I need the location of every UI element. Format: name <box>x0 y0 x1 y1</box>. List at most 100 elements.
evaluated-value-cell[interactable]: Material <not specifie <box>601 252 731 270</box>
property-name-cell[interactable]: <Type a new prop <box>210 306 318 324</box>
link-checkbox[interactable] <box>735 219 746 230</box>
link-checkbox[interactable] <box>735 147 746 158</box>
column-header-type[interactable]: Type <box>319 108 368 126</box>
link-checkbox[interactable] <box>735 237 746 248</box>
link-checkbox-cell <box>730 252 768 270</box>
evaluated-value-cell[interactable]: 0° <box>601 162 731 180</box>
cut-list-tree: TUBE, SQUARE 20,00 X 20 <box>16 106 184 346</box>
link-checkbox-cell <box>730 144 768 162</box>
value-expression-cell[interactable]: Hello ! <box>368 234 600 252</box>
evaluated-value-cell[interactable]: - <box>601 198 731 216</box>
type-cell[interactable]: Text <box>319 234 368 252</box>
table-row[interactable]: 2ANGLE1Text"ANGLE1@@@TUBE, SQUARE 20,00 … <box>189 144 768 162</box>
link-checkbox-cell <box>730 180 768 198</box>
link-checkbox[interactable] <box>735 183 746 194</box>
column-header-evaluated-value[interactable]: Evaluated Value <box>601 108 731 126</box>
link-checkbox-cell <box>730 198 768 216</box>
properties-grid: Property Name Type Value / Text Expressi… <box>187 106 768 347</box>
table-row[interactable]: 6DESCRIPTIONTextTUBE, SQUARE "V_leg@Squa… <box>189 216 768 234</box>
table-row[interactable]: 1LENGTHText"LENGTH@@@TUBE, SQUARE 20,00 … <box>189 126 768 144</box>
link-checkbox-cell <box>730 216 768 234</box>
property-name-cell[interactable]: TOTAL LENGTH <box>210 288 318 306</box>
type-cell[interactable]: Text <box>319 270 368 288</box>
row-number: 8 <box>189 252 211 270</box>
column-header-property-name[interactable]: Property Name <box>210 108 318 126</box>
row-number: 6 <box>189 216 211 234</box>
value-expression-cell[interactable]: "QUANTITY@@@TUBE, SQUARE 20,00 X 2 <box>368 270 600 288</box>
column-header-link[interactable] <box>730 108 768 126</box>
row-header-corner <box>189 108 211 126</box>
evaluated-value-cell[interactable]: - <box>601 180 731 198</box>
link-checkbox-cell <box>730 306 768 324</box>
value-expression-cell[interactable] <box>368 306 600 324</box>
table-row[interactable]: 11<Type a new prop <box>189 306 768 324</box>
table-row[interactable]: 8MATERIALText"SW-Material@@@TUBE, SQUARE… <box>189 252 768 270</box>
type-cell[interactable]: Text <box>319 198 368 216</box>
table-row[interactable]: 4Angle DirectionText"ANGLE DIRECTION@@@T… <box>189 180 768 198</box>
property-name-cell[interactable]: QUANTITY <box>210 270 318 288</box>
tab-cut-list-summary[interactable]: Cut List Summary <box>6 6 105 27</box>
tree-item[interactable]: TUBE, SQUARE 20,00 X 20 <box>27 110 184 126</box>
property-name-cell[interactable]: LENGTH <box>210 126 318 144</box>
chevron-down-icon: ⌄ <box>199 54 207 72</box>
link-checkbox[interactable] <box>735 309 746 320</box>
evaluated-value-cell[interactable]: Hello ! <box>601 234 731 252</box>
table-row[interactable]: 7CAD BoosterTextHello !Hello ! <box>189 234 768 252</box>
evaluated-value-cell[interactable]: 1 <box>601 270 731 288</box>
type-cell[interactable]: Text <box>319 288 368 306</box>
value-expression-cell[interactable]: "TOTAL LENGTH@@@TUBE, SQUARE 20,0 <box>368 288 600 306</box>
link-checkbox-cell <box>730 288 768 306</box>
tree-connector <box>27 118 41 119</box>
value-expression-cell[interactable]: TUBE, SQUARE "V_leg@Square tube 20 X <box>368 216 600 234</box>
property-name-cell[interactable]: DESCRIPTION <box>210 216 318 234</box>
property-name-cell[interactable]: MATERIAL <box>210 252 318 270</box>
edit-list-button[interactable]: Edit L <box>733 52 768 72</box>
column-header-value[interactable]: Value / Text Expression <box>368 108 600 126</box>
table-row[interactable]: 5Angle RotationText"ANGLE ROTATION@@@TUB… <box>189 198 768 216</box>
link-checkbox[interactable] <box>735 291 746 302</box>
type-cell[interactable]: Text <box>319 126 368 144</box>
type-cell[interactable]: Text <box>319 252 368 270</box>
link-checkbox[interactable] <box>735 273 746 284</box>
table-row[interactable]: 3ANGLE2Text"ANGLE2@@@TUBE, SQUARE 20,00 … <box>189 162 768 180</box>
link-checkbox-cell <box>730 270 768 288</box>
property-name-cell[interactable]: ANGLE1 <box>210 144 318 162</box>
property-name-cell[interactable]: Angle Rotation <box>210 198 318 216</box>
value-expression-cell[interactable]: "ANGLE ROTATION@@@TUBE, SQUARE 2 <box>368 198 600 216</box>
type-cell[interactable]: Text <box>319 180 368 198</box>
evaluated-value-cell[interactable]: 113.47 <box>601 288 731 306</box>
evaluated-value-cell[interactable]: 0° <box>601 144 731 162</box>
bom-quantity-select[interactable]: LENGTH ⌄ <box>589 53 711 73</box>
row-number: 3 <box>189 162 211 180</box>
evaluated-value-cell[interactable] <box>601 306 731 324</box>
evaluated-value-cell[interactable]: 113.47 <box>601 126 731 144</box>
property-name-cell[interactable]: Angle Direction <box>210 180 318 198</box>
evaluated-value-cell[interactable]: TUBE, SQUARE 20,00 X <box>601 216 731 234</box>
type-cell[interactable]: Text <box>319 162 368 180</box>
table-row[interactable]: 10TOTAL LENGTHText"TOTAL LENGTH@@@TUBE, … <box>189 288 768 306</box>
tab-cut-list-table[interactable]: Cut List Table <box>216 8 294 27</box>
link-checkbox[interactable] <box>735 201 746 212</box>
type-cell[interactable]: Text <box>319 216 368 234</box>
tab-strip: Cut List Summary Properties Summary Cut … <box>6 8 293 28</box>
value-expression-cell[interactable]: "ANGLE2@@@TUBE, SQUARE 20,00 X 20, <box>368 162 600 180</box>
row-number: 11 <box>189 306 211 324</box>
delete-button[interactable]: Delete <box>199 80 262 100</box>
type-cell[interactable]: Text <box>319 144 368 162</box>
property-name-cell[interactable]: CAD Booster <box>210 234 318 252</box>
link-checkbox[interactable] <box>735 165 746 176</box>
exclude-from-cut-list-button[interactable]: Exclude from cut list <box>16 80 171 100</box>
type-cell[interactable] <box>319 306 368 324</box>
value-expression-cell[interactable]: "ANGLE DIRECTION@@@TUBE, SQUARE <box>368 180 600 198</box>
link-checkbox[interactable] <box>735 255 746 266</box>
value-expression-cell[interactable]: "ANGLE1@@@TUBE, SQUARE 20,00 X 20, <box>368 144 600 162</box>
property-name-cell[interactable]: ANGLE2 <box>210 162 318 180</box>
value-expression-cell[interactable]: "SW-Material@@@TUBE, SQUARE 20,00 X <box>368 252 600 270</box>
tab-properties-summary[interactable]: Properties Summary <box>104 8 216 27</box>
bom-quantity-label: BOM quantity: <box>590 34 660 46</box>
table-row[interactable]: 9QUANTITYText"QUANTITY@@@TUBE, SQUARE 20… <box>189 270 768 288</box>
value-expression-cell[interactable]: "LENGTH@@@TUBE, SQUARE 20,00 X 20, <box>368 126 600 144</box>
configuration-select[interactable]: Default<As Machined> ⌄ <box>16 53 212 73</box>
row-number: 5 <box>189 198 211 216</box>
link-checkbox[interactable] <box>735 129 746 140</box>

## [Exercise aim]
Recast every line of the records above as a numbered list, omitting any blank lines.

## [Task answer]
1. I need the location of every UI element. Format: name <box>x0 y0 x1 y1</box>. List at most 100 elements.
2. evaluated-value-cell[interactable]: Material <not specifie <box>601 252 731 270</box>
3. property-name-cell[interactable]: <Type a new prop <box>210 306 318 324</box>
4. link-checkbox[interactable] <box>735 219 746 230</box>
5. link-checkbox[interactable] <box>735 147 746 158</box>
6. column-header-type[interactable]: Type <box>319 108 368 126</box>
7. link-checkbox[interactable] <box>735 237 746 248</box>
8. link-checkbox-cell <box>730 252 768 270</box>
9. evaluated-value-cell[interactable]: 0° <box>601 162 731 180</box>
10. cut-list-tree: TUBE, SQUARE 20,00 X 20 <box>16 106 184 346</box>
11. link-checkbox-cell <box>730 144 768 162</box>
12. value-expression-cell[interactable]: Hello ! <box>368 234 600 252</box>
13. evaluated-value-cell[interactable]: - <box>601 198 731 216</box>
14. type-cell[interactable]: Text <box>319 234 368 252</box>
15. table-row[interactable]: 2ANGLE1Text"ANGLE1@@@TUBE, SQUARE 20,00 … <box>189 144 768 162</box>
16. link-checkbox-cell <box>730 180 768 198</box>
17. link-checkbox[interactable] <box>735 183 746 194</box>
18. column-header-evaluated-value[interactable]: Evaluated Value <box>601 108 731 126</box>
19. link-checkbox-cell <box>730 198 768 216</box>
20. properties-grid: Property Name Type Value / Text Expressi… <box>187 106 768 347</box>
21. table-row[interactable]: 6DESCRIPTIONTextTUBE, SQUARE "V_leg@Squa… <box>189 216 768 234</box>
22. table-row[interactable]: 1LENGTHText"LENGTH@@@TUBE, SQUARE 20,00 … <box>189 126 768 144</box>
23. link-checkbox-cell <box>730 216 768 234</box>
24. property-name-cell[interactable]: TOTAL LENGTH <box>210 288 318 306</box>
25. type-cell[interactable]: Text <box>319 270 368 288</box>
26. row-number: 8 <box>189 252 211 270</box>
27. column-header-property-name[interactable]: Property Name <box>210 108 318 126</box>
28. row-number: 6 <box>189 216 211 234</box>
29. value-expression-cell[interactable]: "QUANTITY@@@TUBE, SQUARE 20,00 X 2 <box>368 270 600 288</box>
30. column-header-link[interactable] <box>730 108 768 126</box>
31. row-header-corner <box>189 108 211 126</box>
32. evaluated-value-cell[interactable]: - <box>601 180 731 198</box>
33. link-checkbox-cell <box>730 306 768 324</box>
34. value-expression-cell[interactable] <box>368 306 600 324</box>
35. table-row[interactable]: 11<Type a new prop <box>189 306 768 324</box>
36. table-row[interactable]: 8MATERIALText"SW-Material@@@TUBE, SQUARE… <box>189 252 768 270</box>
37. type-cell[interactable]: Text <box>319 198 368 216</box>
38. table-row[interactable]: 4Angle DirectionText"ANGLE DIRECTION@@@T… <box>189 180 768 198</box>
39. property-name-cell[interactable]: QUANTITY <box>210 270 318 288</box>
40. tab-cut-list-summary[interactable]: Cut List Summary <box>6 6 105 27</box>
41. tree-item[interactable]: TUBE, SQUARE 20,00 X 20 <box>27 110 184 126</box>
42. property-name-cell[interactable]: LENGTH <box>210 126 318 144</box>
43. chevron-down-icon: ⌄ <box>199 54 207 72</box>
44. link-checkbox[interactable] <box>735 309 746 320</box>
45. evaluated-value-cell[interactable]: Hello ! <box>601 234 731 252</box>
46. table-row[interactable]: 7CAD BoosterTextHello !Hello ! <box>189 234 768 252</box>
47. evaluated-value-cell[interactable]: 1 <box>601 270 731 288</box>
48. type-cell[interactable]: Text <box>319 288 368 306</box>
49. value-expression-cell[interactable]: "TOTAL LENGTH@@@TUBE, SQUARE 20,0 <box>368 288 600 306</box>
50. link-checkbox-cell <box>730 288 768 306</box>
51. tree-connector <box>27 118 41 119</box>
52. value-expression-cell[interactable]: TUBE, SQUARE "V_leg@Square tube 20 X <box>368 216 600 234</box>
53. property-name-cell[interactable]: DESCRIPTION <box>210 216 318 234</box>
54. property-name-cell[interactable]: MATERIAL <box>210 252 318 270</box>
55. edit-list-button[interactable]: Edit L <box>733 52 768 72</box>
56. column-header-value[interactable]: Value / Text Expression <box>368 108 600 126</box>
57. table-row[interactable]: 5Angle RotationText"ANGLE ROTATION@@@TUB… <box>189 198 768 216</box>
58. link-checkbox[interactable] <box>735 291 746 302</box>
59. type-cell[interactable]: Text <box>319 126 368 144</box>
60. type-cell[interactable]: Text <box>319 252 368 270</box>
61. link-checkbox[interactable] <box>735 273 746 284</box>
62. table-row[interactable]: 3ANGLE2Text"ANGLE2@@@TUBE, SQUARE 20,00 … <box>189 162 768 180</box>
63. link-checkbox-cell <box>730 270 768 288</box>
64. property-name-cell[interactable]: ANGLE1 <box>210 144 318 162</box>
65. property-name-cell[interactable]: Angle Rotation <box>210 198 318 216</box>
66. value-expression-cell[interactable]: "ANGLE ROTATION@@@TUBE, SQUARE 2 <box>368 198 600 216</box>
67. type-cell[interactable]: Text <box>319 180 368 198</box>
68. evaluated-value-cell[interactable]: 113.47 <box>601 288 731 306</box>
69. evaluated-value-cell[interactable]: 0° <box>601 144 731 162</box>
70. bom-quantity-select[interactable]: LENGTH ⌄ <box>589 53 711 73</box>
71. row-number: 3 <box>189 162 211 180</box>
72. evaluated-value-cell[interactable] <box>601 306 731 324</box>
73. evaluated-value-cell[interactable]: 113.47 <box>601 126 731 144</box>
74. property-name-cell[interactable]: Angle Direction <box>210 180 318 198</box>
75. evaluated-value-cell[interactable]: TUBE, SQUARE 20,00 X <box>601 216 731 234</box>
76. type-cell[interactable]: Text <box>319 162 368 180</box>
77. table-row[interactable]: 10TOTAL LENGTHText"TOTAL LENGTH@@@TUBE, … <box>189 288 768 306</box>
78. tab-cut-list-table[interactable]: Cut List Table <box>216 8 294 27</box>
79. link-checkbox[interactable] <box>735 201 746 212</box>
80. type-cell[interactable]: Text <box>319 216 368 234</box>
81. tab-strip: Cut List Summary Properties Summary Cut … <box>6 8 293 28</box>
82. value-expression-cell[interactable]: "ANGLE2@@@TUBE, SQUARE 20,00 X 20, <box>368 162 600 180</box>
83. row-number: 11 <box>189 306 211 324</box>
84. delete-button[interactable]: Delete <box>199 80 262 100</box>
85. type-cell[interactable]: Text <box>319 144 368 162</box>
86. property-name-cell[interactable]: CAD Booster <box>210 234 318 252</box>
87. link-checkbox[interactable] <box>735 165 746 176</box>
88. exclude-from-cut-list-button[interactable]: Exclude from cut list <box>16 80 171 100</box>
89. type-cell[interactable] <box>319 306 368 324</box>
90. value-expression-cell[interactable]: "ANGLE DIRECTION@@@TUBE, SQUARE <box>368 180 600 198</box>
91. link-checkbox[interactable] <box>735 255 746 266</box>
92. value-expression-cell[interactable]: "ANGLE1@@@TUBE, SQUARE 20,00 X 20, <box>368 144 600 162</box>
93. property-name-cell[interactable]: ANGLE2 <box>210 162 318 180</box>
94. value-expression-cell[interactable]: "SW-Material@@@TUBE, SQUARE 20,00 X <box>368 252 600 270</box>
95. tab-properties-summary[interactable]: Properties Summary <box>104 8 216 27</box>
96. bom-quantity-label: BOM quantity: <box>590 34 660 46</box>
97. table-row[interactable]: 9QUANTITYText"QUANTITY@@@TUBE, SQUARE 20… <box>189 270 768 288</box>
98. value-expression-cell[interactable]: "LENGTH@@@TUBE, SQUARE 20,00 X 20, <box>368 126 600 144</box>
99. configuration-select[interactable]: Default<As Machined> ⌄ <box>16 53 212 73</box>
100. row-number: 5 <box>189 198 211 216</box>
101. link-checkbox[interactable] <box>735 129 746 140</box>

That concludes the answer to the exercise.